▶ Supplied data:
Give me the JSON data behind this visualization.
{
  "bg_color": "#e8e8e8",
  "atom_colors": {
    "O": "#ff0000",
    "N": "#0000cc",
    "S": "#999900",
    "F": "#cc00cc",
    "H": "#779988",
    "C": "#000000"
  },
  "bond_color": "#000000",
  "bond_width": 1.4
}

▶ Instructions for the task: Reproduce the full listing exactly.

▶ Task solution:
Give me the JSON data behind this visualization.
{
  "bg_color": "#e8e8e8",
  "atom_colors": {
    "O": "#ff0000",
    "N": "#0000cc",
    "S": "#999900",
    "F": "#cc00cc",
    "H": "#779988",
    "C": "#000000"
  },
  "bond_color": "#000000",
  "bond_width": 1.4
}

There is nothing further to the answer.